# [Directive]
Identify the lines that include the word "verse", then copy all of them.

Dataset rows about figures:
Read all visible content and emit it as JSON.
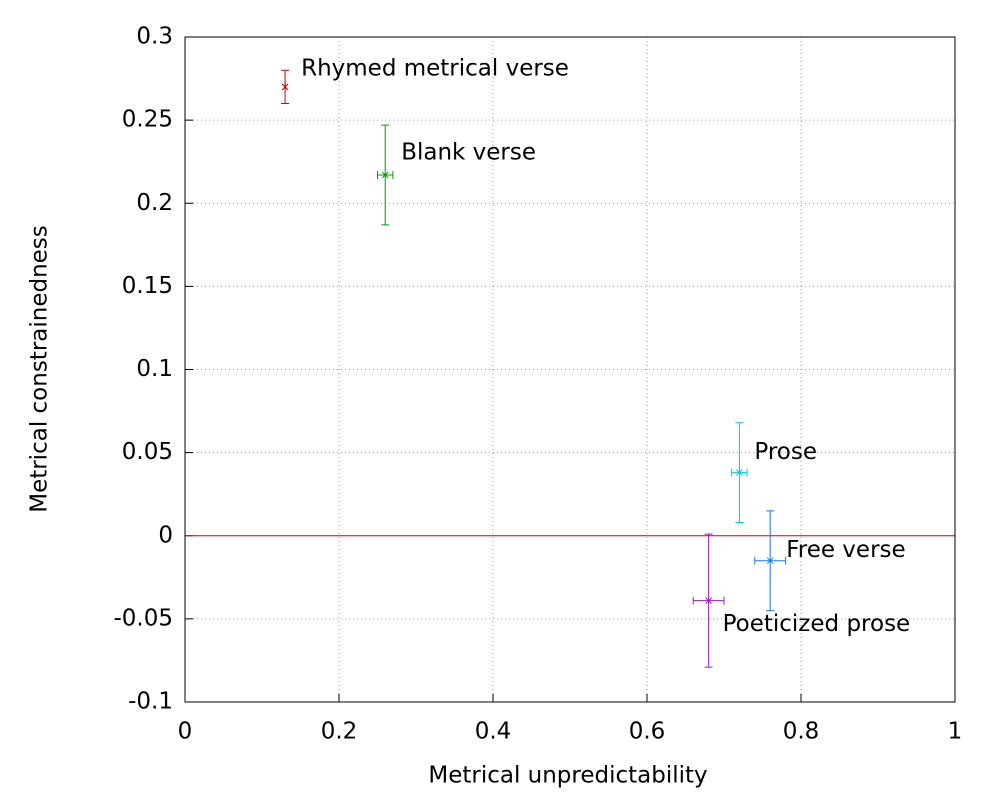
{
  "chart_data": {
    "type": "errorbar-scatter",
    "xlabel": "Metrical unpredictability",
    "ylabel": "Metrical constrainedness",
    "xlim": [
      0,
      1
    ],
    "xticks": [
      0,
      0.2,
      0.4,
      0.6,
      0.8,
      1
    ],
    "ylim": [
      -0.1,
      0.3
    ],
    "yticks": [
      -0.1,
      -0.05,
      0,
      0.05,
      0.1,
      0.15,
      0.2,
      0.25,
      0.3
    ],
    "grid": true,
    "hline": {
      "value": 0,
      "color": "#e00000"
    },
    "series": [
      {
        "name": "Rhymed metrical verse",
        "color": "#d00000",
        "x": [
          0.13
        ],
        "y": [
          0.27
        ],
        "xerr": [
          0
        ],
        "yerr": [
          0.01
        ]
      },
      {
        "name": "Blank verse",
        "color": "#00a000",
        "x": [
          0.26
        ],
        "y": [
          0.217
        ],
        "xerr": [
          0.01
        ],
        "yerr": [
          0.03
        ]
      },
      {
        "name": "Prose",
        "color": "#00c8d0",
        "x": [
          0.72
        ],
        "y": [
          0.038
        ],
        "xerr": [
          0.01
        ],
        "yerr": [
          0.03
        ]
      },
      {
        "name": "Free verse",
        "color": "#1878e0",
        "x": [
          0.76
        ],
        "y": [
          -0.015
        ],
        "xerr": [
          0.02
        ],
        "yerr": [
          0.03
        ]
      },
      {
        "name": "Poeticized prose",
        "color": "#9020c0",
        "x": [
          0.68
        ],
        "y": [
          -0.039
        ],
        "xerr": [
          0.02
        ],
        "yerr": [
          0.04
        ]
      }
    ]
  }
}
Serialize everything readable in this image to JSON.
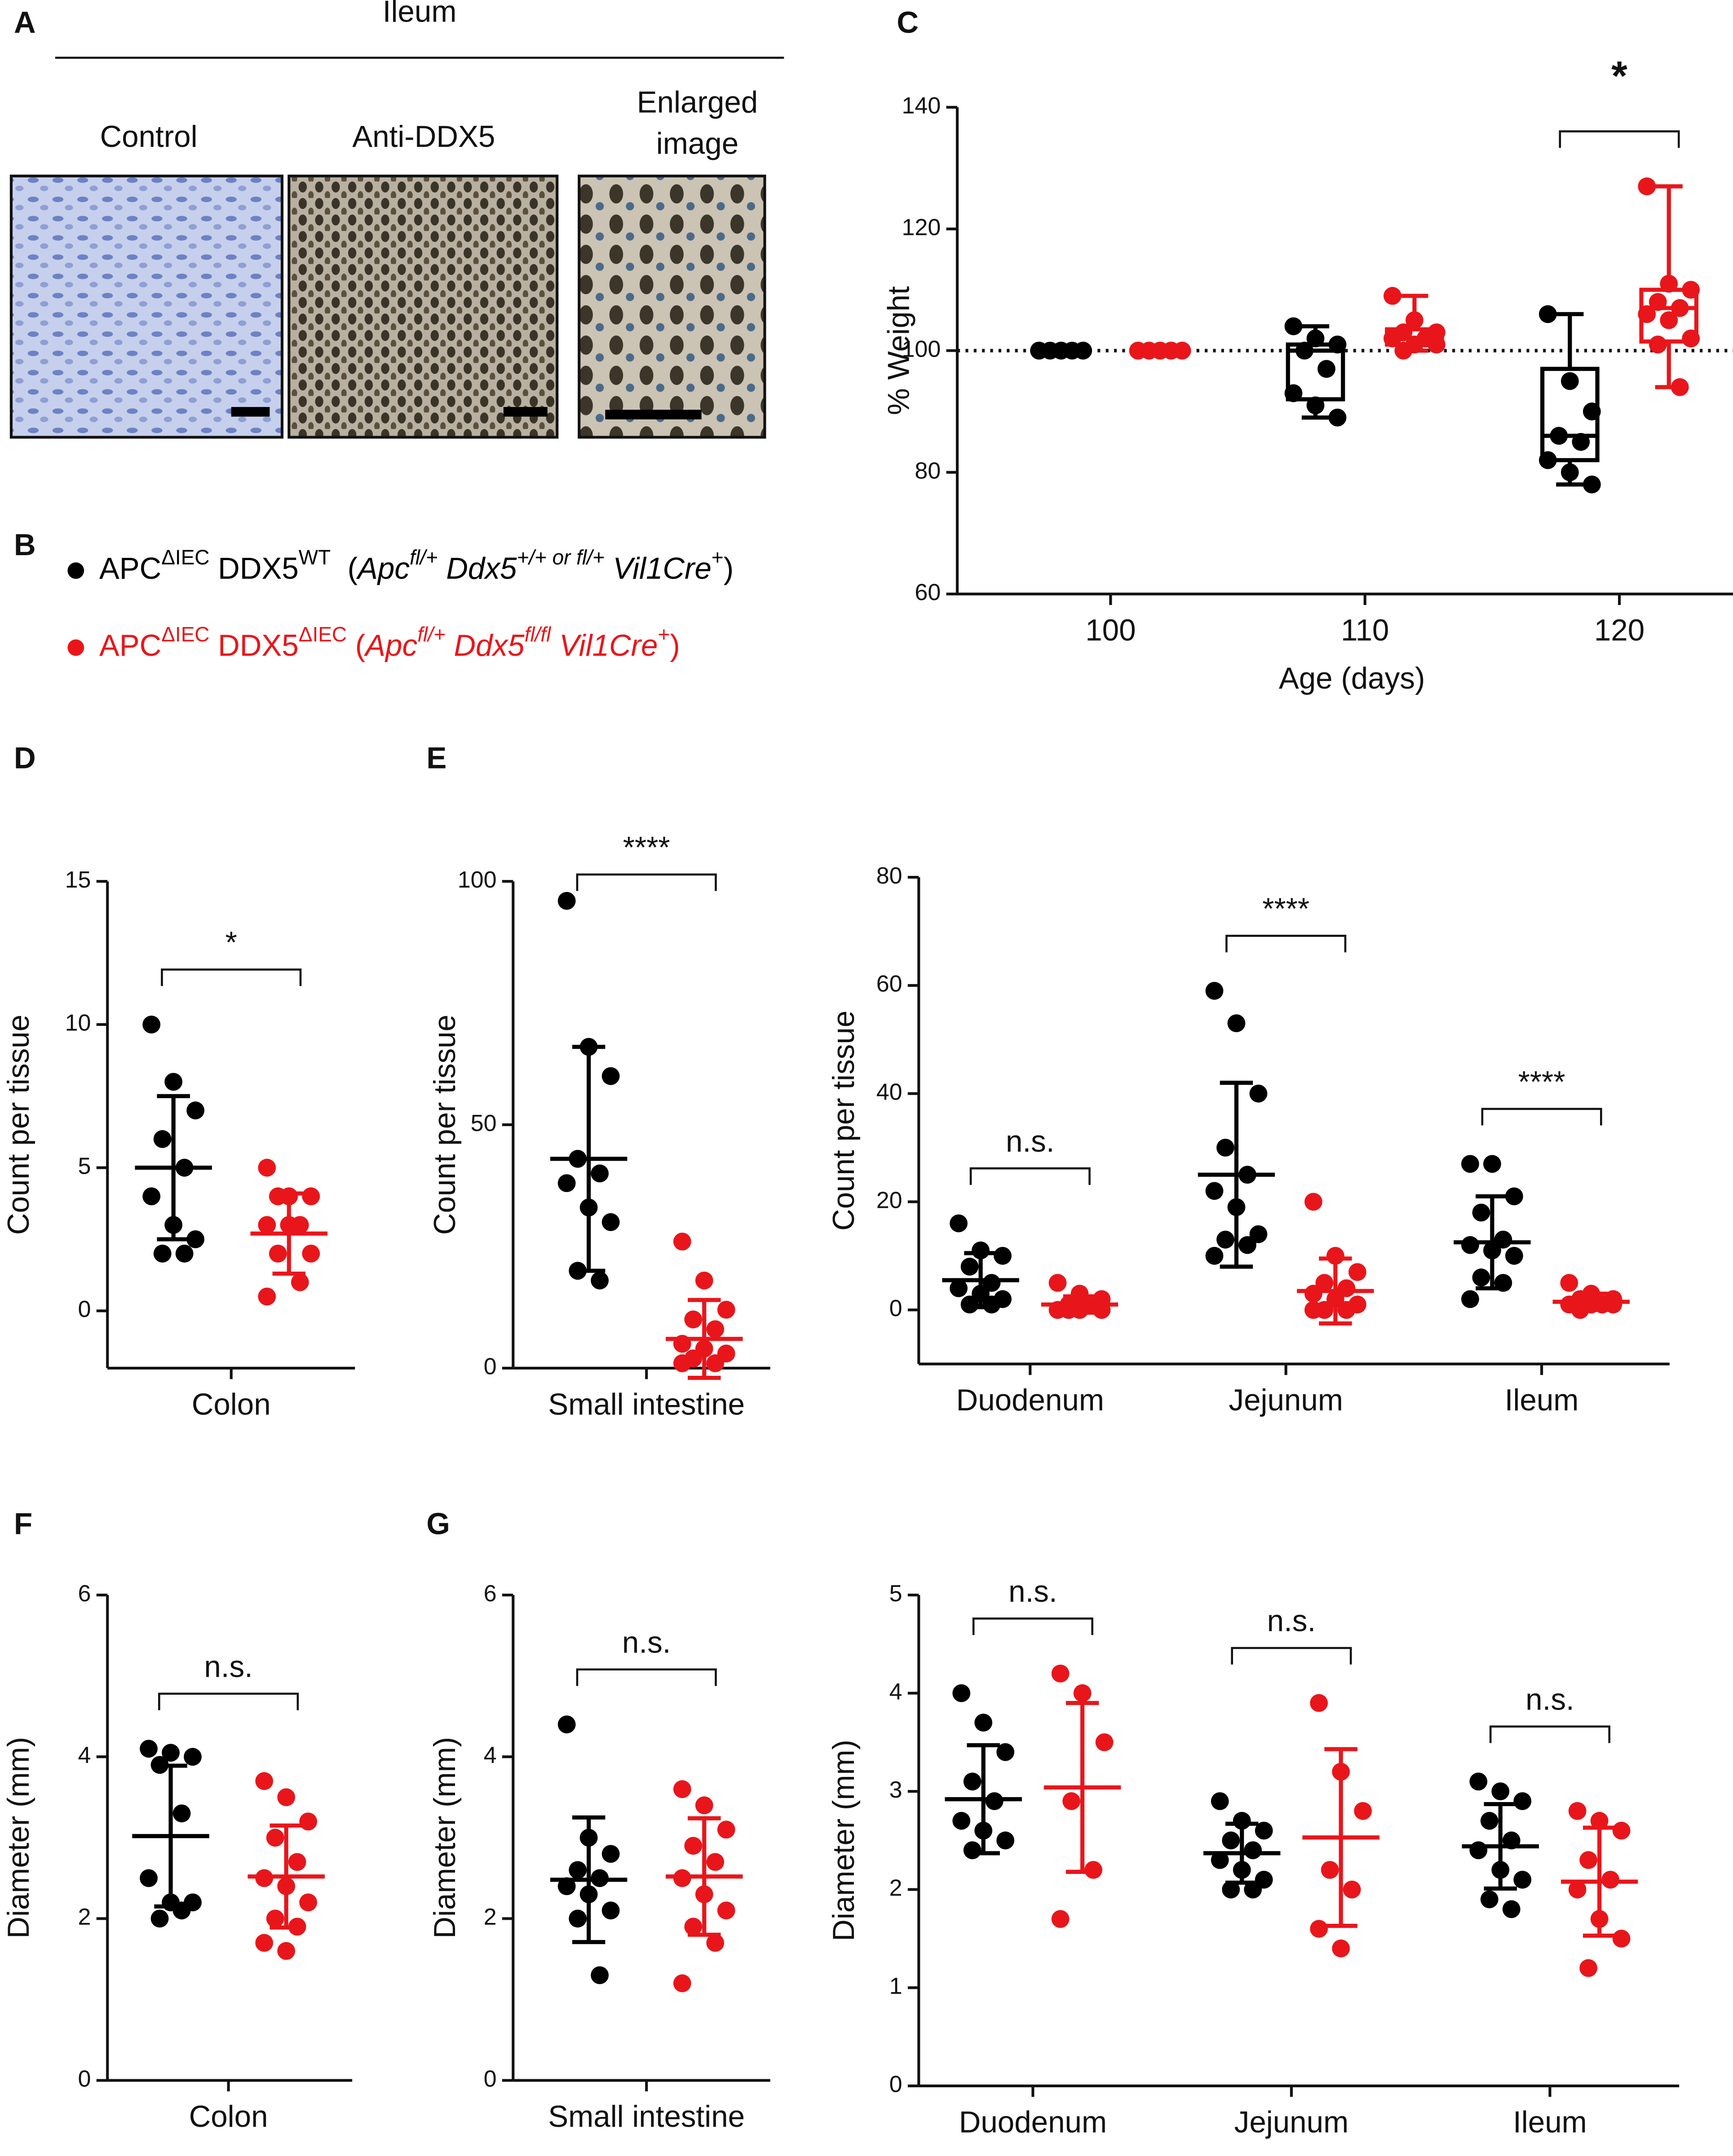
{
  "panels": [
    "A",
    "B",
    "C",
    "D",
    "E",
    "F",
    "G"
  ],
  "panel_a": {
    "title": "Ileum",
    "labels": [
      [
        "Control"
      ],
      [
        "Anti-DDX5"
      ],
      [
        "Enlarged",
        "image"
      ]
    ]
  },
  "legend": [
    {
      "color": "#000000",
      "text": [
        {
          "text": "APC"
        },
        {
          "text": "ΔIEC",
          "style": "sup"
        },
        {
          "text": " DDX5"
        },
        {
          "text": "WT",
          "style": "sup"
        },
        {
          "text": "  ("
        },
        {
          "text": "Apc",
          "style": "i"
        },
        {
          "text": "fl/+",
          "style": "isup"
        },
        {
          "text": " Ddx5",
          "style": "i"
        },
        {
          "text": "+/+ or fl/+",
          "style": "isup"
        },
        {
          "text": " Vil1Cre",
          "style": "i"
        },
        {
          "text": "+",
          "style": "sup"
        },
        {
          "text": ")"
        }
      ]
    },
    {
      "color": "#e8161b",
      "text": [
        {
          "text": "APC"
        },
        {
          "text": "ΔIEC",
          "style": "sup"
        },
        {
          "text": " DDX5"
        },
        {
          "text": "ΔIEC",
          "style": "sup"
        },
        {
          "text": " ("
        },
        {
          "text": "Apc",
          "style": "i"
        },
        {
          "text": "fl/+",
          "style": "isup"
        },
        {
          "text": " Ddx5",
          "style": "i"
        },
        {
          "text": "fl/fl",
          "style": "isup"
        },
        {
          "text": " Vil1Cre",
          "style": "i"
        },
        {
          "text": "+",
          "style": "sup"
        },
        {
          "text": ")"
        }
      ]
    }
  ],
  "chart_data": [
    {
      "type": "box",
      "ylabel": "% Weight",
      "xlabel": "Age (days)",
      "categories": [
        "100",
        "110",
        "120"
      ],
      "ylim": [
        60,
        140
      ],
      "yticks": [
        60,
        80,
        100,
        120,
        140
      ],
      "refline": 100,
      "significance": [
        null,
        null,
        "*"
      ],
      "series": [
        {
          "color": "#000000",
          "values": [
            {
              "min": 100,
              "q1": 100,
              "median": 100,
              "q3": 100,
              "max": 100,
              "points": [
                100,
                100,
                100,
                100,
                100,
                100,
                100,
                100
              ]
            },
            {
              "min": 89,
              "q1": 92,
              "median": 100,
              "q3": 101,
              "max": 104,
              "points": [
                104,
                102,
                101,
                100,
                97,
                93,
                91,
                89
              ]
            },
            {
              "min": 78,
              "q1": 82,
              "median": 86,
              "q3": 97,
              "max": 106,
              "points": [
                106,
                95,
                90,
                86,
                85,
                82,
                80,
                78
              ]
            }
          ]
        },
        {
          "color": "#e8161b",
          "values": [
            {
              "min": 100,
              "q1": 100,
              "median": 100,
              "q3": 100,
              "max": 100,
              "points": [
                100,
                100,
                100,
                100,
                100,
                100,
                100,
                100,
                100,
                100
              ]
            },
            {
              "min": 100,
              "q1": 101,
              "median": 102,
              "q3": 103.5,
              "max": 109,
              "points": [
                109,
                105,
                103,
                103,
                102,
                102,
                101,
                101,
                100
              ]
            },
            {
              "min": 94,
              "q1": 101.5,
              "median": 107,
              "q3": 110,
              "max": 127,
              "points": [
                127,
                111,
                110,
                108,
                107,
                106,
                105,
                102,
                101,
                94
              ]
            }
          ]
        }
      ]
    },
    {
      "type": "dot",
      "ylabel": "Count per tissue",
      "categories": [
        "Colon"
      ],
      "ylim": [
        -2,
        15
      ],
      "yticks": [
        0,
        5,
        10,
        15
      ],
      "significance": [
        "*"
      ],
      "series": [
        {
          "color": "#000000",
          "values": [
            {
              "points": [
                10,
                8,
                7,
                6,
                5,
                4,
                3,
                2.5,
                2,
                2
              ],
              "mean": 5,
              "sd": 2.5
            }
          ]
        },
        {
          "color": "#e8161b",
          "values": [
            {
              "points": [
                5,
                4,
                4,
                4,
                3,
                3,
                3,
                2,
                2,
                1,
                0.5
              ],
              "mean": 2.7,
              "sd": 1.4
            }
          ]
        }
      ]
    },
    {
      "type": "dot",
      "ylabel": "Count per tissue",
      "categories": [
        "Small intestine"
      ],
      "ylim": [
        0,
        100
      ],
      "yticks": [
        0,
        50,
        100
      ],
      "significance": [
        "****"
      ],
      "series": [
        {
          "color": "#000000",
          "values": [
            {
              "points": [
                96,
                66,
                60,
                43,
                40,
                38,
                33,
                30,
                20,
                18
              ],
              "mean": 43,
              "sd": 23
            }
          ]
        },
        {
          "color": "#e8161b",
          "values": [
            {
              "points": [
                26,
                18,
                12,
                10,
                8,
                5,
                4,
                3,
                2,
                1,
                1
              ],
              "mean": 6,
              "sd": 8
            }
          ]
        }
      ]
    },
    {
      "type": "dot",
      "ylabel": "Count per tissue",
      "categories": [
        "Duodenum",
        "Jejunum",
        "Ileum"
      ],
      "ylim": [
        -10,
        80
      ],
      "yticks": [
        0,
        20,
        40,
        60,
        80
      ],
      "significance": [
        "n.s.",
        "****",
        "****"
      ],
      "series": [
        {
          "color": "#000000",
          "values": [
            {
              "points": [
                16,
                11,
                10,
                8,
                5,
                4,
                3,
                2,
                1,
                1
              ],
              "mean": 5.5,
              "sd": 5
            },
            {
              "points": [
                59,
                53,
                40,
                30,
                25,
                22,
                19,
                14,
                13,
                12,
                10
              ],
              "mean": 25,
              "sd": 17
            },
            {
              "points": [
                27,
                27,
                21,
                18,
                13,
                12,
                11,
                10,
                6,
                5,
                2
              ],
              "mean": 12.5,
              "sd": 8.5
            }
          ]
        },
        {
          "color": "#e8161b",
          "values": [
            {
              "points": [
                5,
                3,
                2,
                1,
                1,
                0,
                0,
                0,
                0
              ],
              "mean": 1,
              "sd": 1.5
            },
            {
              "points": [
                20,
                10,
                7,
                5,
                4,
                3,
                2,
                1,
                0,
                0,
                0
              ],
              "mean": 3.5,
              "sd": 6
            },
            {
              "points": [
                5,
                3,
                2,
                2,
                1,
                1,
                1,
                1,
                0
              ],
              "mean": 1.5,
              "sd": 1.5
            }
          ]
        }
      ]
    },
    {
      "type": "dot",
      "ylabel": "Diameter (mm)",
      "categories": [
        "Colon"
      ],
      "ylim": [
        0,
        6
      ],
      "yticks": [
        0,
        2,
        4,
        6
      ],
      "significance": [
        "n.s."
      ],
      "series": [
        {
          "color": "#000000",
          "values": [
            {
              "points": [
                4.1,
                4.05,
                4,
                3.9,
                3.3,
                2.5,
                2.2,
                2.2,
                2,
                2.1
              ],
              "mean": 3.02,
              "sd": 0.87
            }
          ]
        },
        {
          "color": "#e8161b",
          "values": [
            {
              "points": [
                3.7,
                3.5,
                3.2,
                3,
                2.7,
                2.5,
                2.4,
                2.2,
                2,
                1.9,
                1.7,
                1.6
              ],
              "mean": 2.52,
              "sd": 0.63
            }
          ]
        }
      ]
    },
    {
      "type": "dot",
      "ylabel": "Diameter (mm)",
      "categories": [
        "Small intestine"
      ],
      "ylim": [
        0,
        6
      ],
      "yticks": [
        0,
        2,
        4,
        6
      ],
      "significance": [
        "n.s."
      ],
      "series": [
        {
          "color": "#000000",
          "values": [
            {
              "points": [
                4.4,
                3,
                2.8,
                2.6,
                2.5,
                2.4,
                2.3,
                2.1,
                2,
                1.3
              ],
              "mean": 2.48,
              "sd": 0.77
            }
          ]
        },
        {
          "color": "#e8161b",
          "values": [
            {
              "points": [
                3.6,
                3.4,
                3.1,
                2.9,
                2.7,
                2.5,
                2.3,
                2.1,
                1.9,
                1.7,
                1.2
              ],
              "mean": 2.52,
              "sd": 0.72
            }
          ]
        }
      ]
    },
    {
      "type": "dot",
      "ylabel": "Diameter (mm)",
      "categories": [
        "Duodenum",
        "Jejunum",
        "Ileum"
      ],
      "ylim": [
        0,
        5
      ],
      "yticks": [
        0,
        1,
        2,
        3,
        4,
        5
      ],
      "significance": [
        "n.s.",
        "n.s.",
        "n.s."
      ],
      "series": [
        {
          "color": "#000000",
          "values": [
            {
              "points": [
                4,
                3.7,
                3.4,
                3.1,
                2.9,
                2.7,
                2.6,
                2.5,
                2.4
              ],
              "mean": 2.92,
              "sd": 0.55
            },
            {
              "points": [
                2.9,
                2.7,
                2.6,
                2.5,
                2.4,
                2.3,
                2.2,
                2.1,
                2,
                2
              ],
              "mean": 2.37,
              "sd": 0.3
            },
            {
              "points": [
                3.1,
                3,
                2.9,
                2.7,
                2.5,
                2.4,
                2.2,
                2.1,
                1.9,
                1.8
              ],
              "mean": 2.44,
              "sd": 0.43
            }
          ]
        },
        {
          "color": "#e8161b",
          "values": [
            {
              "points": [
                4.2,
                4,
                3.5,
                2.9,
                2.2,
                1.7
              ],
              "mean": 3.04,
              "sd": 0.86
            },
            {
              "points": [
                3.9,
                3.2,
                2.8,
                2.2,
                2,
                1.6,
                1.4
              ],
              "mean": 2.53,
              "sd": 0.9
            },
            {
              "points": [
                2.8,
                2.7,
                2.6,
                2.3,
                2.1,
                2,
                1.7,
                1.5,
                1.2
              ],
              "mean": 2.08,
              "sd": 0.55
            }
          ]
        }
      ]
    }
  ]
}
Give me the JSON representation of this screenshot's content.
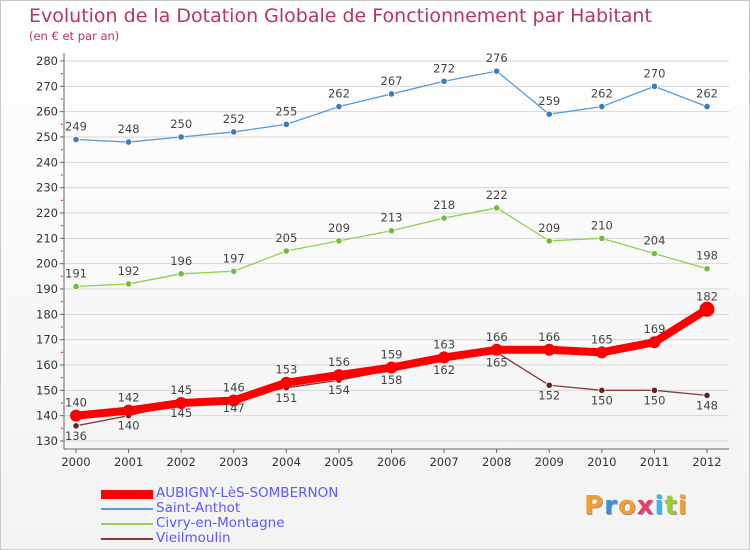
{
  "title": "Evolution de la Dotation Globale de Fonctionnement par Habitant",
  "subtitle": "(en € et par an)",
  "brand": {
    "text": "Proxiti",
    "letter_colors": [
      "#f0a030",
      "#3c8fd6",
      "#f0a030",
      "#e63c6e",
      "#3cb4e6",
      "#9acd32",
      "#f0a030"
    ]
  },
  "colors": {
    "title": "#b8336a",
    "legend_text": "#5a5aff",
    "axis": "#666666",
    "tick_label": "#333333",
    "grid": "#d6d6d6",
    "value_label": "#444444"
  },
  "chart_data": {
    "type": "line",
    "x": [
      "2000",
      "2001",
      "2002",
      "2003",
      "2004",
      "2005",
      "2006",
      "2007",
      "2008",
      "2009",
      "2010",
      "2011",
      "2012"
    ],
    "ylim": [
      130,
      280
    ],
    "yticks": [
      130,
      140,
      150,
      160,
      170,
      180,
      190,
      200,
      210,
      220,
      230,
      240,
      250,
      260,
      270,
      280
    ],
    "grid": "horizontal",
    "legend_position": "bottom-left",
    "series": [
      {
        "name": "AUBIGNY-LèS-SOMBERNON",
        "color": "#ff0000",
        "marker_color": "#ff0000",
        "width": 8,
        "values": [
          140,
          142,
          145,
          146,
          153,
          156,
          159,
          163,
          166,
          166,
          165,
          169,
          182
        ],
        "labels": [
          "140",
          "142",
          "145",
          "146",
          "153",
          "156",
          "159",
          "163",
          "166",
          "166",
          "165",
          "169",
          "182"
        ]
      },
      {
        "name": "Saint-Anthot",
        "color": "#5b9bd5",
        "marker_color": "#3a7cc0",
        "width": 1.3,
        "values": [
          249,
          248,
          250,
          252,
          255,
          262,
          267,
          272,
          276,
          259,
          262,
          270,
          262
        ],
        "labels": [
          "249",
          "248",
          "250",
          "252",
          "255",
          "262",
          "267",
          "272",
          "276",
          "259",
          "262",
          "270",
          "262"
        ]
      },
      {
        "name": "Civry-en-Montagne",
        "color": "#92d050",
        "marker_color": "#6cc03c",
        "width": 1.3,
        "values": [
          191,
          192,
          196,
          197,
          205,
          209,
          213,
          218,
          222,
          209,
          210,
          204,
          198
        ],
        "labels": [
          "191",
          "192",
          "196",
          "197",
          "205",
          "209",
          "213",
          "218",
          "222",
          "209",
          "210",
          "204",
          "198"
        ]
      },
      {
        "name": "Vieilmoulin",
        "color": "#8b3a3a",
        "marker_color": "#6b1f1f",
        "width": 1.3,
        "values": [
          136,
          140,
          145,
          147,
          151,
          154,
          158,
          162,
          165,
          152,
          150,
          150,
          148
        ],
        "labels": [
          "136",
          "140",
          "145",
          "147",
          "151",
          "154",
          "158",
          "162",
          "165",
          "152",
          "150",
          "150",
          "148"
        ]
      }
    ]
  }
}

# [Result of this exercise]
        "name": "Rhymed metrical verse",
        "name": "Blank verse",
        "name": "Free verse",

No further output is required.